**What is asked**. Provide an exact copy of the data, excluding the images.

— START —

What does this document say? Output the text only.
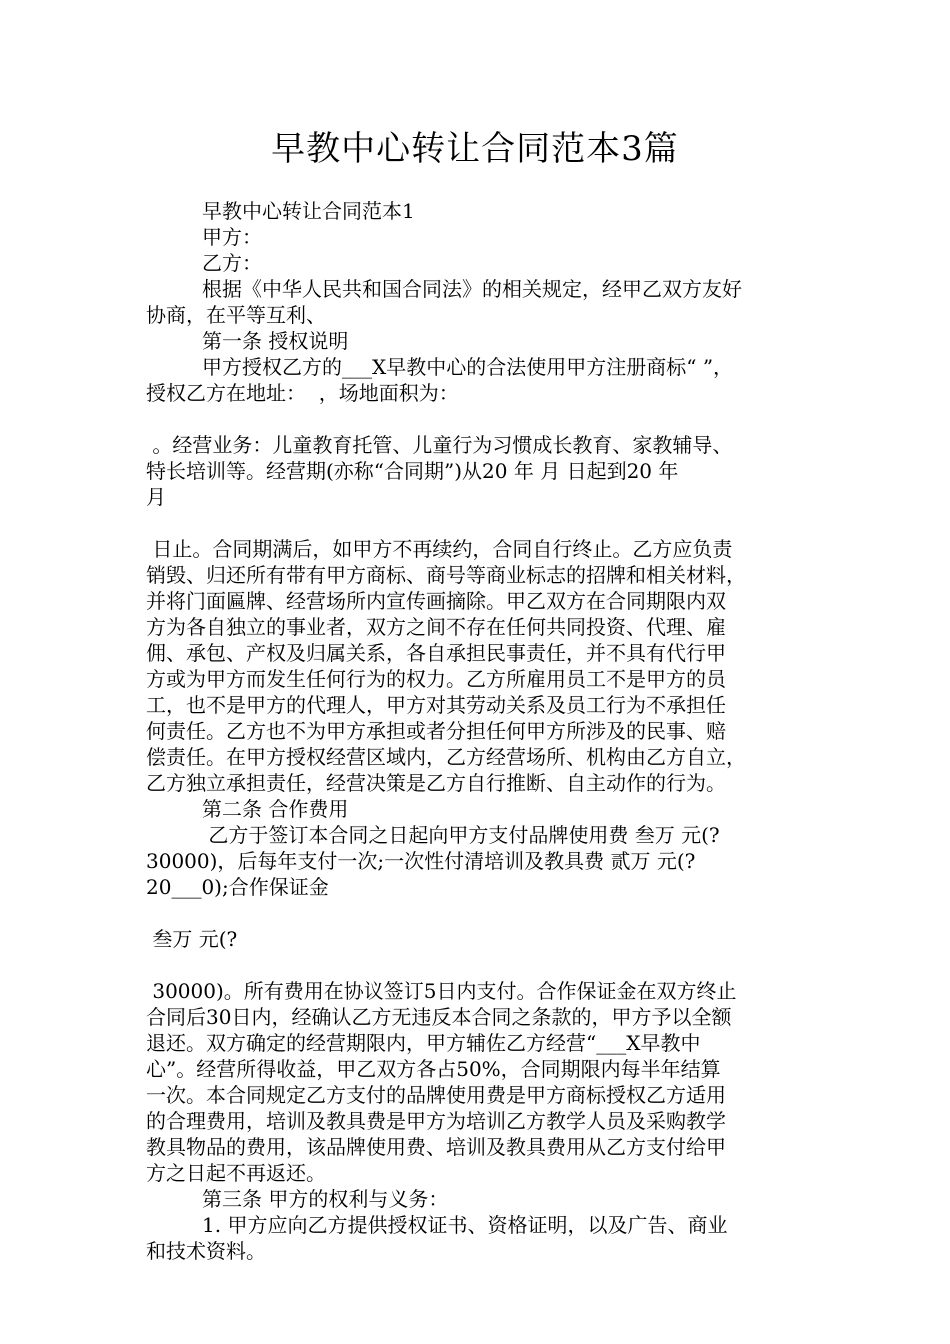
早教中心转让合同范本3篇
早教中心转让合同范本1
甲方：
乙方：
根据《中华人民共和国合同法》的相关规定，经甲乙双方友好
协商，在平等互利、
第一条 授权说明
甲方授权乙方的___X早教中心的合法使用甲方注册商标“ ”，
授权乙方在地址：  ，场地面积为：
。经营业务：儿童教育托管、儿童行为习惯成长教育、家教辅导、
特长培训等。经营期(亦称“合同期”)从20 年 月 日起到20 年
月
日止。合同期满后，如甲方不再续约，合同自行终止。乙方应负责
销毁、归还所有带有甲方商标、商号等商业标志的招牌和相关材料，
并将门面匾牌、经营场所内宣传画摘除。甲乙双方在合同期限内双
方为各自独立的事业者，双方之间不存在任何共同投资、代理、雇
佣、承包、产权及归属关系，各自承担民事责任，并不具有代行甲
方或为甲方而发生任何行为的权力。乙方所雇用员工不是甲方的员
工，也不是甲方的代理人，甲方对其劳动关系及员工行为不承担任
何责任。乙方也不为甲方承担或者分担任何甲方所涉及的民事、赔
偿责任。在甲方授权经营区域内，乙方经营场所、机构由乙方自立，
乙方独立承担责任，经营决策是乙方自行推断、自主动作的行为。
第二条 合作费用
乙方于签订本合同之日起向甲方支付品牌使用费 叁万 元(?
30000)，后每年支付一次;一次性付清培训及教具费 贰万 元(?
20___0);合作保证金
叁万 元(?
30000)。所有费用在协议签订5日内支付。合作保证金在双方终止
合同后30日内，经确认乙方无违反本合同之条款的，甲方予以全额
退还。双方确定的经营期限内，甲方辅佐乙方经营“___X早教中
心”。经营所得收益，甲乙双方各占50%，合同期限内每半年结算
一次。本合同规定乙方支付的品牌使用费是甲方商标授权乙方适用
的合理费用，培训及教具费是甲方为培训乙方教学人员及采购教学
教具物品的费用，该品牌使用费、培训及教具费用从乙方支付给甲
方之日起不再返还。
第三条 甲方的权利与义务：
1. 甲方应向乙方提供授权证书、资格证明，以及广告、商业
和技术资料。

— END —

**Answer for this exercise**.
What does this document say? Output the text only.
早教中心转让合同范本3篇
早教中心转让合同范本1
甲方：
乙方：
根据《中华人民共和国合同法》的相关规定，经甲乙双方友好
协商，在平等互利、
第一条 授权说明
甲方授权乙方的___X早教中心的合法使用甲方注册商标“ ”，
授权乙方在地址：  ，场地面积为：
。经营业务：儿童教育托管、儿童行为习惯成长教育、家教辅导、
特长培训等。经营期(亦称“合同期”)从20 年 月 日起到20 年
月
日止。合同期满后，如甲方不再续约，合同自行终止。乙方应负责
销毁、归还所有带有甲方商标、商号等商业标志的招牌和相关材料，
并将门面匾牌、经营场所内宣传画摘除。甲乙双方在合同期限内双
方为各自独立的事业者，双方之间不存在任何共同投资、代理、雇
佣、承包、产权及归属关系，各自承担民事责任，并不具有代行甲
方或为甲方而发生任何行为的权力。乙方所雇用员工不是甲方的员
工，也不是甲方的代理人，甲方对其劳动关系及员工行为不承担任
何责任。乙方也不为甲方承担或者分担任何甲方所涉及的民事、赔
偿责任。在甲方授权经营区域内，乙方经营场所、机构由乙方自立，
乙方独立承担责任，经营决策是乙方自行推断、自主动作的行为。
第二条 合作费用
乙方于签订本合同之日起向甲方支付品牌使用费 叁万 元(?
30000)，后每年支付一次;一次性付清培训及教具费 贰万 元(?
20___0);合作保证金
叁万 元(?
30000)。所有费用在协议签订5日内支付。合作保证金在双方终止
合同后30日内，经确认乙方无违反本合同之条款的，甲方予以全额
退还。双方确定的经营期限内，甲方辅佐乙方经营“___X早教中
心”。经营所得收益，甲乙双方各占50%，合同期限内每半年结算
一次。本合同规定乙方支付的品牌使用费是甲方商标授权乙方适用
的合理费用，培训及教具费是甲方为培训乙方教学人员及采购教学
教具物品的费用，该品牌使用费、培训及教具费用从乙方支付给甲
方之日起不再返还。
第三条 甲方的权利与义务：
1. 甲方应向乙方提供授权证书、资格证明，以及广告、商业
和技术资料。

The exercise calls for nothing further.